■ **INPUT MATERIAL**:
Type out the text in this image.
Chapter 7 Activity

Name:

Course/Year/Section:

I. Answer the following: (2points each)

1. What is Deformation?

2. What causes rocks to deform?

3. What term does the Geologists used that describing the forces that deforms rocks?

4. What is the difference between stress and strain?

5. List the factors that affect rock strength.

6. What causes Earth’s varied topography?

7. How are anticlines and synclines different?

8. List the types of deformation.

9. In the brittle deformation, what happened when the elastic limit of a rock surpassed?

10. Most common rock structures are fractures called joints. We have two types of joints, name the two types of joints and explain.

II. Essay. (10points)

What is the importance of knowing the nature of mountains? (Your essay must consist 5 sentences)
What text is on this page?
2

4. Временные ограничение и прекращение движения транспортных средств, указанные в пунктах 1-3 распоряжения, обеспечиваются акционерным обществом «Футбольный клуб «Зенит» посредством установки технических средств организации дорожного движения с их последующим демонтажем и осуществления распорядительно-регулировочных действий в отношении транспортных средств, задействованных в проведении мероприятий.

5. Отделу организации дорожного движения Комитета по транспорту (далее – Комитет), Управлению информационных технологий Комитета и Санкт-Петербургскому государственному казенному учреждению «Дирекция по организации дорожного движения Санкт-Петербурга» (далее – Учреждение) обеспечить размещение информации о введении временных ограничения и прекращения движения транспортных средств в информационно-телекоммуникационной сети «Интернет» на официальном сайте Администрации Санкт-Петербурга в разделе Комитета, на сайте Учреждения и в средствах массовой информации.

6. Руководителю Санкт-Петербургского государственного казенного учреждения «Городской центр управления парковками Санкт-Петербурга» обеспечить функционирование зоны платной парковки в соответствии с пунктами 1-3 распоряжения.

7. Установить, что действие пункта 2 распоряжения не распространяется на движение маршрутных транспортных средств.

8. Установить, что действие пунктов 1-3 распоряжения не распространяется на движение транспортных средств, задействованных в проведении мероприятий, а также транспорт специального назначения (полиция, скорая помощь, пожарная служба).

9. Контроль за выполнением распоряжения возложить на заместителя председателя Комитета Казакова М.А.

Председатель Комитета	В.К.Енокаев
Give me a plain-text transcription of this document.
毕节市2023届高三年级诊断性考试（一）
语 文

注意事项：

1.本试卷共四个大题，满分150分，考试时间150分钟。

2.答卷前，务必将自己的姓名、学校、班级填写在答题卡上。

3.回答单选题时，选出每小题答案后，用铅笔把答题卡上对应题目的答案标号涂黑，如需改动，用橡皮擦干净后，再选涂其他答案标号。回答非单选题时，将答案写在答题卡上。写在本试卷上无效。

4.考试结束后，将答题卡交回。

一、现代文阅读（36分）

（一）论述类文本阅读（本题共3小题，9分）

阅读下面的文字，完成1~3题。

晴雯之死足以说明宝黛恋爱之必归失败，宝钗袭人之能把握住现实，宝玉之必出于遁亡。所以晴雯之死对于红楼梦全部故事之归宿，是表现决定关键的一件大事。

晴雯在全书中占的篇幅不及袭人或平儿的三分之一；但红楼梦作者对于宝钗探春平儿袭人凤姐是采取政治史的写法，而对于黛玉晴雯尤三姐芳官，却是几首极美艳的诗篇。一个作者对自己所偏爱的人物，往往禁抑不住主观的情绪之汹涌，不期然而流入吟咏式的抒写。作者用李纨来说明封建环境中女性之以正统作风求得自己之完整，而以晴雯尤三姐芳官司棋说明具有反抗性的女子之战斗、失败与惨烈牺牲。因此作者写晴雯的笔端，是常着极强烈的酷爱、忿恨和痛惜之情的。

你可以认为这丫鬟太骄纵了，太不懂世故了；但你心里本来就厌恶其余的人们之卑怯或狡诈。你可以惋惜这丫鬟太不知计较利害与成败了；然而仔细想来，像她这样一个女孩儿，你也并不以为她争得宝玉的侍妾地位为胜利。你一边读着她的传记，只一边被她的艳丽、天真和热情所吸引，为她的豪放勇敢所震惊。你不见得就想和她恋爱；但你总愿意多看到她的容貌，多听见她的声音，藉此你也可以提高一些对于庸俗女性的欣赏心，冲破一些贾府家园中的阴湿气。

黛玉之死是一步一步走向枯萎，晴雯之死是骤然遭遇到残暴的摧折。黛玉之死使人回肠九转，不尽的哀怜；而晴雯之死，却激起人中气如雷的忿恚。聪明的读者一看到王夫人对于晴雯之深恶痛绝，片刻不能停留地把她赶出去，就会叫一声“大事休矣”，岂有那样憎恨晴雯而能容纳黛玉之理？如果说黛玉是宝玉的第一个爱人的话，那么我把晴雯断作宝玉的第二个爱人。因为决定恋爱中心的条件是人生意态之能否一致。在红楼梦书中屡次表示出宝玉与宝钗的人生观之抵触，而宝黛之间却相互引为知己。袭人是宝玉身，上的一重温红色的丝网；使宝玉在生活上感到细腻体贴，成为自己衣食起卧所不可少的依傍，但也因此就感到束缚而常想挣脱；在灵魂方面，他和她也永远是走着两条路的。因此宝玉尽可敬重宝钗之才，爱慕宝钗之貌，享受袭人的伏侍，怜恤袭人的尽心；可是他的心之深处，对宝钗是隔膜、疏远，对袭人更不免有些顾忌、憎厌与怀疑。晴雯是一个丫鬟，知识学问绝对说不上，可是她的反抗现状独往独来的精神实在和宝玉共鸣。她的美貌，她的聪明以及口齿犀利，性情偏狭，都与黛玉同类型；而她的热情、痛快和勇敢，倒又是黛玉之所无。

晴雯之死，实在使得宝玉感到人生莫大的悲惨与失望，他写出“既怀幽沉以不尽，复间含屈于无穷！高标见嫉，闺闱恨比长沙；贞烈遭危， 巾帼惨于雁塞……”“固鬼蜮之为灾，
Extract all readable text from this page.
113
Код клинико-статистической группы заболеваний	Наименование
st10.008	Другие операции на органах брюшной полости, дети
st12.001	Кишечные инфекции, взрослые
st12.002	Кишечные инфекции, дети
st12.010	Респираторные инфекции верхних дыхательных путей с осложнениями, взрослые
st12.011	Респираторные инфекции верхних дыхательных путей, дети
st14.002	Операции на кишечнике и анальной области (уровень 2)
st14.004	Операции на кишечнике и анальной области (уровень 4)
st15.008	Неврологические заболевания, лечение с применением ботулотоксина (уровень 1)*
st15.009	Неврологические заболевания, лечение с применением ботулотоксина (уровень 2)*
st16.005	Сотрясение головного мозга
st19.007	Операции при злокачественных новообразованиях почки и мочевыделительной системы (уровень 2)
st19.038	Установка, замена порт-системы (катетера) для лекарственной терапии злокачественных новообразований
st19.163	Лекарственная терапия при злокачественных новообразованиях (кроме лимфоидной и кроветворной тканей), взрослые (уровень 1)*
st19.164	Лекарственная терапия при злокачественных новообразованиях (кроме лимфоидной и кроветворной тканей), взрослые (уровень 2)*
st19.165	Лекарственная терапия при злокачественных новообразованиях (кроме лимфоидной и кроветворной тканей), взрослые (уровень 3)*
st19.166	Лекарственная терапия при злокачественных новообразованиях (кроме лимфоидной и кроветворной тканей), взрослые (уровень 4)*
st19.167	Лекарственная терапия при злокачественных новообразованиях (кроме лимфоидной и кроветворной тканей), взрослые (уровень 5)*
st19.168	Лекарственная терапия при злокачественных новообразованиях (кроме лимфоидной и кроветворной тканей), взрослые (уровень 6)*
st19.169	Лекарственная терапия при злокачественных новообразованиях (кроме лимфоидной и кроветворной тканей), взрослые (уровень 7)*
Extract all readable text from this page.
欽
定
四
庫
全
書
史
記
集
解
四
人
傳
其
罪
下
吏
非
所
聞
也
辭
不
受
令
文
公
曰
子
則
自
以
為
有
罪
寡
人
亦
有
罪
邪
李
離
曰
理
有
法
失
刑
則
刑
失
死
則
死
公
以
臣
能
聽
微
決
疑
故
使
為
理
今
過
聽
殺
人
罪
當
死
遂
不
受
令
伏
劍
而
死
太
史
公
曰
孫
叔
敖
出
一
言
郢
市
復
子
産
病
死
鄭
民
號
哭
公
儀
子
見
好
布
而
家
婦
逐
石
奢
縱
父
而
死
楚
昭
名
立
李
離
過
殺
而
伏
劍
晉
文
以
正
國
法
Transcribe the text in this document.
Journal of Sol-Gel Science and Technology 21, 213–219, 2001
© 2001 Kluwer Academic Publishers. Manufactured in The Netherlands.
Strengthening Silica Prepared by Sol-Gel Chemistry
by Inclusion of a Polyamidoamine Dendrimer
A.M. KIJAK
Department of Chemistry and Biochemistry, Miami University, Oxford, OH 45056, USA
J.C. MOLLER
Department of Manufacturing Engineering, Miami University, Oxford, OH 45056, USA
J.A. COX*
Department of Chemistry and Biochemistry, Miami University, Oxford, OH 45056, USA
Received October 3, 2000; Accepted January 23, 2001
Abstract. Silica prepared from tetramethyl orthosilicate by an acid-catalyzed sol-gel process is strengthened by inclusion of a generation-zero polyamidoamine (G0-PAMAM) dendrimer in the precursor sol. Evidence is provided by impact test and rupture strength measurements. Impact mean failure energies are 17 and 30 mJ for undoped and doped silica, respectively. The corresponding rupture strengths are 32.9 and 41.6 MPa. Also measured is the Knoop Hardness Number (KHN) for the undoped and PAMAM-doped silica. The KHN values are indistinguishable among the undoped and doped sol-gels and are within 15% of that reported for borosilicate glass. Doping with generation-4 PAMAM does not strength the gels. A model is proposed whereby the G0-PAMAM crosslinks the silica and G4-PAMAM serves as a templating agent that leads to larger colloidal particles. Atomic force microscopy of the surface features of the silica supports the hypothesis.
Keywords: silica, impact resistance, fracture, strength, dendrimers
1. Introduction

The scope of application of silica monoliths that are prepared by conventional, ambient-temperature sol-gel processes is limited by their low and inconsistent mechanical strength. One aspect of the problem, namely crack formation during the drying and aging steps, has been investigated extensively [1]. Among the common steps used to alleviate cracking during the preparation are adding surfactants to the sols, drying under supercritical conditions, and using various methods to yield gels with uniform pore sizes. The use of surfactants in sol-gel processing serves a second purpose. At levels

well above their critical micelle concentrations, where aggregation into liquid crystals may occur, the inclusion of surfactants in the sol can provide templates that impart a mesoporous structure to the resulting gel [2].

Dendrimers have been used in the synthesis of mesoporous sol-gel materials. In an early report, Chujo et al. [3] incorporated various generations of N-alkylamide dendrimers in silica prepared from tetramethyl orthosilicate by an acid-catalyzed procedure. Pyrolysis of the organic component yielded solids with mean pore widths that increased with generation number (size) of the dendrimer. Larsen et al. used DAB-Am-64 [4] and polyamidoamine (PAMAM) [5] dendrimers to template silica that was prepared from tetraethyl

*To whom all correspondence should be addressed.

■ **GOAL**: Show the lines of the records that include the string "acid".

■ **ANSWER TO THIS TASK**:
Abstract. Silica prepared from tetramethyl orthosilicate by an acid-catalyzed sol-gel process is strengthened by inclusion of a generation-zero polyamidoamine (G0-PAMAM) dendrimer in the precursor sol. Evidence is provided by impact test and rupture strength measurements. Impact mean failure energies are 17 and 30 mJ for undoped and doped silica, respectively. The corresponding rupture strengths are 32.9 and 41.6 MPa. Also measured is the Knoop Hardness Number (KHN) for the undoped and PAMAM-doped silica. The KHN values are indistinguishable among the undoped and doped sol-gels and are within 15% of that reported for borosilicate glass. Doping with generation-4 PAMAM does not strength the gels. A model is proposed whereby the G0-PAMAM crosslinks the silica and G4-PAMAM serves as a templating agent that leads to larger colloidal particles. Atomic force microscopy of the surface features of the silica supports the hypothesis.
Dendrimers have been used in the synthesis of mesoporous sol-gel materials. In an early report, Chujo et al. [3] incorporated various generations of N-alkylamide dendrimers in silica prepared from tetramethyl orthosilicate by an acid-catalyzed procedure. Pyrolysis of the organic component yielded solids with mean pore widths that increased with generation number (size) of the dendrimer. Larsen et al. used DAB-Am-64 [4] and polyamidoamine (PAMAM) [5] dendrimers to template silica that was prepared from tetraethyl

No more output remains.